## BEGIN INPUT MATERIAL

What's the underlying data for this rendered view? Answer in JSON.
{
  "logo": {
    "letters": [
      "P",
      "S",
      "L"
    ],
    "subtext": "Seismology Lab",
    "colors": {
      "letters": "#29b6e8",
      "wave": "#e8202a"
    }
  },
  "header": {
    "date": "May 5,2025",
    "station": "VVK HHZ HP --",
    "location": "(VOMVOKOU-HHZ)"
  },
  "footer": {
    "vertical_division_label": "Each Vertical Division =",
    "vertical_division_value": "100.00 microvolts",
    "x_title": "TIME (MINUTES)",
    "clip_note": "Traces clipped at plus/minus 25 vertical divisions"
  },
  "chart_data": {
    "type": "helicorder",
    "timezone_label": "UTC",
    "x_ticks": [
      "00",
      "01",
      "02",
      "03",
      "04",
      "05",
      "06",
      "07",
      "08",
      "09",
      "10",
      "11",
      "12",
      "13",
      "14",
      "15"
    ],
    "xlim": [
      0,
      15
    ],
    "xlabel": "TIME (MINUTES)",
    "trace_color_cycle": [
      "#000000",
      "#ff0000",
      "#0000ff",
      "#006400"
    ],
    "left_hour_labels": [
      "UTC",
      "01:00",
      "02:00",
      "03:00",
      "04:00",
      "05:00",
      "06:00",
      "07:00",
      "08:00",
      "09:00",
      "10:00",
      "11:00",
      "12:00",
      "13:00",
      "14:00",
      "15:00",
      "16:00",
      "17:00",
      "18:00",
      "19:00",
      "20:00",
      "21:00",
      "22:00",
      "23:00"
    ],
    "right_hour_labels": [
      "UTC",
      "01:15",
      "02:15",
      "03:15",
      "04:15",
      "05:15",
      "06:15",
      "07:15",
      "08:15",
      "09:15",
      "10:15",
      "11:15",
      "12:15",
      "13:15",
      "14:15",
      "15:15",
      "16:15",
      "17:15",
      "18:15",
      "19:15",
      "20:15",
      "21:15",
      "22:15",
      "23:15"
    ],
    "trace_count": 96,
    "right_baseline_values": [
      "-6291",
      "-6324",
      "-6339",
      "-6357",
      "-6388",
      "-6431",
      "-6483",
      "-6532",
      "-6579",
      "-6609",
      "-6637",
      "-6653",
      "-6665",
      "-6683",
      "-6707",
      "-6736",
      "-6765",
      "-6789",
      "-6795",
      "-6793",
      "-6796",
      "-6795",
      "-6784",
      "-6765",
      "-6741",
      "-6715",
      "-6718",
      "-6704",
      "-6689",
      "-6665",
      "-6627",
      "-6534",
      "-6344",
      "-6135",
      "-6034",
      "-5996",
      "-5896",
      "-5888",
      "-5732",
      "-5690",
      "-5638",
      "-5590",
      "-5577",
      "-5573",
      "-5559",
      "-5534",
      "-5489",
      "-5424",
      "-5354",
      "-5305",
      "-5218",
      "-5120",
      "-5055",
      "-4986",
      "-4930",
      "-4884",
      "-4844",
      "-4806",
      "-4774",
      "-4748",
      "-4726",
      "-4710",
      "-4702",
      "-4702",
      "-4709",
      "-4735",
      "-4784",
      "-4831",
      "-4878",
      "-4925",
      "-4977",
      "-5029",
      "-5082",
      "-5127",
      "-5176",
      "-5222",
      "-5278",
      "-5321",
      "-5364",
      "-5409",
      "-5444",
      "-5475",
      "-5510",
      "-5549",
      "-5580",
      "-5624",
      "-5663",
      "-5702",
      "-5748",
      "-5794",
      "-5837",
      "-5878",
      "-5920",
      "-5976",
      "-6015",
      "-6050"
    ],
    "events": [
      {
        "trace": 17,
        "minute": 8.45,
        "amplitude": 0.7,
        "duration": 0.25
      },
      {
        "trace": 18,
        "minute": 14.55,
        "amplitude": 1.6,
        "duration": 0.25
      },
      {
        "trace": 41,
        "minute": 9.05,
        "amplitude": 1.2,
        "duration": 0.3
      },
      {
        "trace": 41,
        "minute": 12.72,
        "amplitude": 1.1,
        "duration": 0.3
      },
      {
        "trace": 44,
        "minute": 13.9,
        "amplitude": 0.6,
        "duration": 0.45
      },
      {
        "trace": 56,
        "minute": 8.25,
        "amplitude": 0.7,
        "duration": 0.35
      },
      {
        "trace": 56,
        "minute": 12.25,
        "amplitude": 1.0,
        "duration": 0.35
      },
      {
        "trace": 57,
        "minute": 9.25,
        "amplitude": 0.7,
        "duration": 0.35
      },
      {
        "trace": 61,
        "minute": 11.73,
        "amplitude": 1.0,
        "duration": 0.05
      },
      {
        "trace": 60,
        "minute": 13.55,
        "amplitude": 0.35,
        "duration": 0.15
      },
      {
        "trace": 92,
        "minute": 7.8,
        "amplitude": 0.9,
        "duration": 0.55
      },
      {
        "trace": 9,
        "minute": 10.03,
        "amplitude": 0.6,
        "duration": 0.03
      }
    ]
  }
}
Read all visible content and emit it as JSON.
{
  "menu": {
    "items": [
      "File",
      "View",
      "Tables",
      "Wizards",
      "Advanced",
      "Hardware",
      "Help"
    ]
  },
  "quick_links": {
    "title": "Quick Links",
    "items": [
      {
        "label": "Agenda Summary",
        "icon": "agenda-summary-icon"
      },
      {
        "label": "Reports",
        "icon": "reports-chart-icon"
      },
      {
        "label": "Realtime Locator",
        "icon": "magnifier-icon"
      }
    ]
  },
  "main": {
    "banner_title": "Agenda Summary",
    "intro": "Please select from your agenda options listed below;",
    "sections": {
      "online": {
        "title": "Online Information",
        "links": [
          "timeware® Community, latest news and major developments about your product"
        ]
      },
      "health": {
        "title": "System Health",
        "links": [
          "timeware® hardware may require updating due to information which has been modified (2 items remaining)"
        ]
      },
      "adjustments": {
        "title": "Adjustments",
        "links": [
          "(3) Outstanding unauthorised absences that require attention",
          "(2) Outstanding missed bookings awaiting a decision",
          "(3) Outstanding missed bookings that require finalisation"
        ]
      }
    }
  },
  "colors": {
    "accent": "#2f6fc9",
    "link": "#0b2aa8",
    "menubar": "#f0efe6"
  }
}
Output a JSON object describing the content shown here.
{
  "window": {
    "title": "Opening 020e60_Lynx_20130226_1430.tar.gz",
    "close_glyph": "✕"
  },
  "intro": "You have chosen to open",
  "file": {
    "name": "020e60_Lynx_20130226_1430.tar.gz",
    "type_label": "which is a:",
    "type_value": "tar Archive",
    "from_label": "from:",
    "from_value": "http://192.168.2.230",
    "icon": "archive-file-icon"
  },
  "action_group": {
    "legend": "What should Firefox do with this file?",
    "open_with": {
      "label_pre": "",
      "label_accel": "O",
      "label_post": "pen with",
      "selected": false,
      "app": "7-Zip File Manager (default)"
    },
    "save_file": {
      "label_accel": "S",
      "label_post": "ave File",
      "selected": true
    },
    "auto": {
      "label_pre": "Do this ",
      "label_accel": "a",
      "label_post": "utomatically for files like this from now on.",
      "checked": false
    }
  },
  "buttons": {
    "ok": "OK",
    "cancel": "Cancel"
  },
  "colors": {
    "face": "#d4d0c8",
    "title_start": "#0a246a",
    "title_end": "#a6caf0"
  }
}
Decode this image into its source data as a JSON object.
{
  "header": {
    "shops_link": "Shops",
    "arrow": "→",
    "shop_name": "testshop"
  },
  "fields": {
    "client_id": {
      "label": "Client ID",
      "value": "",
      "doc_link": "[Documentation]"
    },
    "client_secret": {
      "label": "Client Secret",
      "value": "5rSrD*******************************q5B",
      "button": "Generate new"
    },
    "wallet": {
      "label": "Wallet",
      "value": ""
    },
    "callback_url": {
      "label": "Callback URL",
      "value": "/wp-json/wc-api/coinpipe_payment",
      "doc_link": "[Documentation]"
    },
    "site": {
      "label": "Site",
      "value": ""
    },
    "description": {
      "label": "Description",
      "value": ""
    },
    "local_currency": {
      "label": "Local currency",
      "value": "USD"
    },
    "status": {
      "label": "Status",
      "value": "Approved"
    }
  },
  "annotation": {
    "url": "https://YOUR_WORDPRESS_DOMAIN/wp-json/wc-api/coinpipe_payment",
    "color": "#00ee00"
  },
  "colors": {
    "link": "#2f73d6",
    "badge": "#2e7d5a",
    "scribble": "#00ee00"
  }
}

## END INPUT MATERIAL

_GOAL_
Where a line in the entries holds "MINUTES", copy that line.

_FULL ANSWER_
    "x_title": "TIME (MINUTES)",
    "xlabel": "TIME (MINUTES)",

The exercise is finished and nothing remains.